TASK DIRECTIONS —
An exact copy of every record is needed.

DATASET EXTRACT —
—————

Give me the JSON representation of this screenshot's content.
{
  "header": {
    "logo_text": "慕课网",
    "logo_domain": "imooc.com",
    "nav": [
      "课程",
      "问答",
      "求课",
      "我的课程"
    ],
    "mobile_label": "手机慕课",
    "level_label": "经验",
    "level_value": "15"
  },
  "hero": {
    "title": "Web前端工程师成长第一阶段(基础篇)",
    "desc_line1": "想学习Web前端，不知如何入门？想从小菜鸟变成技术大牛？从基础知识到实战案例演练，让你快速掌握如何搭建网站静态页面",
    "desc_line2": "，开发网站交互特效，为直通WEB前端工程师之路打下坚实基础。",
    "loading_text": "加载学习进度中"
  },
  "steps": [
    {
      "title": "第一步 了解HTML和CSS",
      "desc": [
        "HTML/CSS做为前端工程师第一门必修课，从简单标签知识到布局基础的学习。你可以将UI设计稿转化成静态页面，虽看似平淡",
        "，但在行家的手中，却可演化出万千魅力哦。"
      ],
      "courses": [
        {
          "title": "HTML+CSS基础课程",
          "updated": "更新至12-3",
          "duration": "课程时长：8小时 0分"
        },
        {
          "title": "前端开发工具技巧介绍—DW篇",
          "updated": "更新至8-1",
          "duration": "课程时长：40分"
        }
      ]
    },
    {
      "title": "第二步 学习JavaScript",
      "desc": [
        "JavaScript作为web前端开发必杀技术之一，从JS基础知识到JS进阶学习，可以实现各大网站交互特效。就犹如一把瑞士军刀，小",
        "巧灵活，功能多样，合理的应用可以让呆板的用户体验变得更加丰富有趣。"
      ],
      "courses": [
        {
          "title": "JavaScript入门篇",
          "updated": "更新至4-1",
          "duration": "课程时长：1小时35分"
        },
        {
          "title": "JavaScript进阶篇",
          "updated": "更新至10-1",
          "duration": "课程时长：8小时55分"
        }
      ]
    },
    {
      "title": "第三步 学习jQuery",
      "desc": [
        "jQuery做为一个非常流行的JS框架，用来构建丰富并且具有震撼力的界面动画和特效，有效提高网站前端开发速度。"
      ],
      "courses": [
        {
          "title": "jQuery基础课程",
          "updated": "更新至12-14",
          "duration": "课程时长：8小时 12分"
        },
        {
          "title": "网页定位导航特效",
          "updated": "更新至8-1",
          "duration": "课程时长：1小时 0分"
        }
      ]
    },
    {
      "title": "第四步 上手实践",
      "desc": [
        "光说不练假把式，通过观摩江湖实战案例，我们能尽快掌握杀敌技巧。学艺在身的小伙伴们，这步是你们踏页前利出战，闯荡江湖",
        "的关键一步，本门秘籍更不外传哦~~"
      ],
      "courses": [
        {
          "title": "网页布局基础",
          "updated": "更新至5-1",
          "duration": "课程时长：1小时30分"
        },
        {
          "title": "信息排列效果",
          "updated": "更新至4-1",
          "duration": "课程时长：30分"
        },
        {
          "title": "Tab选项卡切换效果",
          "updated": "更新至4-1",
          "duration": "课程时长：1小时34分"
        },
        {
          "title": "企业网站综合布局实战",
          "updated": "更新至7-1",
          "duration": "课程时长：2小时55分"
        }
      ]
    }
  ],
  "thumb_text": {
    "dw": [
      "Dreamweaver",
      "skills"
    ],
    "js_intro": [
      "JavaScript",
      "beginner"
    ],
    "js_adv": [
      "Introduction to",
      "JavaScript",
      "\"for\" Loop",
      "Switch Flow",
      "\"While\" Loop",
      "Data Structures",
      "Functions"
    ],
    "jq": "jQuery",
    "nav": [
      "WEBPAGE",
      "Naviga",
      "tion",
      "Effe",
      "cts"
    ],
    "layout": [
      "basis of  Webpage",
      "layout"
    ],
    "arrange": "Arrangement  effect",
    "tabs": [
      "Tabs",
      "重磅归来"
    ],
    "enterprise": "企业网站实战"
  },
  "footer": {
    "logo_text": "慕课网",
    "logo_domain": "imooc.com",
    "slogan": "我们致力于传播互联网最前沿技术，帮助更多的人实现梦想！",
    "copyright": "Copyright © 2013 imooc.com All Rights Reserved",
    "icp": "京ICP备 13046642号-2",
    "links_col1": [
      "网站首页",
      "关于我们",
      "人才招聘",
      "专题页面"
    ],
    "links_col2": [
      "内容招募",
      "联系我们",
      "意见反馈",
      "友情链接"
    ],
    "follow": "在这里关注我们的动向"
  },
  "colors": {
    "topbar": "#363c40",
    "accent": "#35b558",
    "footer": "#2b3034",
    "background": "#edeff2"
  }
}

—————

RESULT BELOW —
Give me the JSON representation of this screenshot's content.
{
  "header": {
    "logo_text": "慕课网",
    "logo_domain": "imooc.com",
    "nav": [
      "课程",
      "问答",
      "求课",
      "我的课程"
    ],
    "mobile_label": "手机慕课",
    "level_label": "经验",
    "level_value": "15"
  },
  "hero": {
    "title": "Web前端工程师成长第一阶段(基础篇)",
    "desc_line1": "想学习Web前端，不知如何入门？想从小菜鸟变成技术大牛？从基础知识到实战案例演练，让你快速掌握如何搭建网站静态页面",
    "desc_line2": "，开发网站交互特效，为直通WEB前端工程师之路打下坚实基础。",
    "loading_text": "加载学习进度中"
  },
  "steps": [
    {
      "title": "第一步 了解HTML和CSS",
      "desc": [
        "HTML/CSS做为前端工程师第一门必修课，从简单标签知识到布局基础的学习。你可以将UI设计稿转化成静态页面，虽看似平淡",
        "，但在行家的手中，却可演化出万千魅力哦。"
      ],
      "courses": [
        {
          "title": "HTML+CSS基础课程",
          "updated": "更新至12-3",
          "duration": "课程时长：8小时 0分"
        },
        {
          "title": "前端开发工具技巧介绍—DW篇",
          "updated": "更新至8-1",
          "duration": "课程时长：40分"
        }
      ]
    },
    {
      "title": "第二步 学习JavaScript",
      "desc": [
        "JavaScript作为web前端开发必杀技术之一，从JS基础知识到JS进阶学习，可以实现各大网站交互特效。就犹如一把瑞士军刀，小",
        "巧灵活，功能多样，合理的应用可以让呆板的用户体验变得更加丰富有趣。"
      ],
      "courses": [
        {
          "title": "JavaScript入门篇",
          "updated": "更新至4-1",
          "duration": "课程时长：1小时35分"
        },
        {
          "title": "JavaScript进阶篇",
          "updated": "更新至10-1",
          "duration": "课程时长：8小时55分"
        }
      ]
    },
    {
      "title": "第三步 学习jQuery",
      "desc": [
        "jQuery做为一个非常流行的JS框架，用来构建丰富并且具有震撼力的界面动画和特效，有效提高网站前端开发速度。"
      ],
      "courses": [
        {
          "title": "jQuery基础课程",
          "updated": "更新至12-14",
          "duration": "课程时长：8小时 12分"
        },
        {
          "title": "网页定位导航特效",
          "updated": "更新至8-1",
          "duration": "课程时长：1小时 0分"
        }
      ]
    },
    {
      "title": "第四步 上手实践",
      "desc": [
        "光说不练假把式，通过观摩江湖实战案例，我们能尽快掌握杀敌技巧。学艺在身的小伙伴们，这步是你们踏页前利出战，闯荡江湖",
        "的关键一步，本门秘籍更不外传哦~~"
      ],
      "courses": [
        {
          "title": "网页布局基础",
          "updated": "更新至5-1",
          "duration": "课程时长：1小时30分"
        },
        {
          "title": "信息排列效果",
          "updated": "更新至4-1",
          "duration": "课程时长：30分"
        },
        {
          "title": "Tab选项卡切换效果",
          "updated": "更新至4-1",
          "duration": "课程时长：1小时34分"
        },
        {
          "title": "企业网站综合布局实战",
          "updated": "更新至7-1",
          "duration": "课程时长：2小时55分"
        }
      ]
    }
  ],
  "thumb_text": {
    "dw": [
      "Dreamweaver",
      "skills"
    ],
    "js_intro": [
      "JavaScript",
      "beginner"
    ],
    "js_adv": [
      "Introduction to",
      "JavaScript",
      "\"for\" Loop",
      "Switch Flow",
      "\"While\" Loop",
      "Data Structures",
      "Functions"
    ],
    "jq": "jQuery",
    "nav": [
      "WEBPAGE",
      "Naviga",
      "tion",
      "Effe",
      "cts"
    ],
    "layout": [
      "basis of  Webpage",
      "layout"
    ],
    "arrange": "Arrangement  effect",
    "tabs": [
      "Tabs",
      "重磅归来"
    ],
    "enterprise": "企业网站实战"
  },
  "footer": {
    "logo_text": "慕课网",
    "logo_domain": "imooc.com",
    "slogan": "我们致力于传播互联网最前沿技术，帮助更多的人实现梦想！",
    "copyright": "Copyright © 2013 imooc.com All Rights Reserved",
    "icp": "京ICP备 13046642号-2",
    "links_col1": [
      "网站首页",
      "关于我们",
      "人才招聘",
      "专题页面"
    ],
    "links_col2": [
      "内容招募",
      "联系我们",
      "意见反馈",
      "友情链接"
    ],
    "follow": "在这里关注我们的动向"
  },
  "colors": {
    "topbar": "#363c40",
    "accent": "#35b558",
    "footer": "#2b3034",
    "background": "#edeff2"
  }
}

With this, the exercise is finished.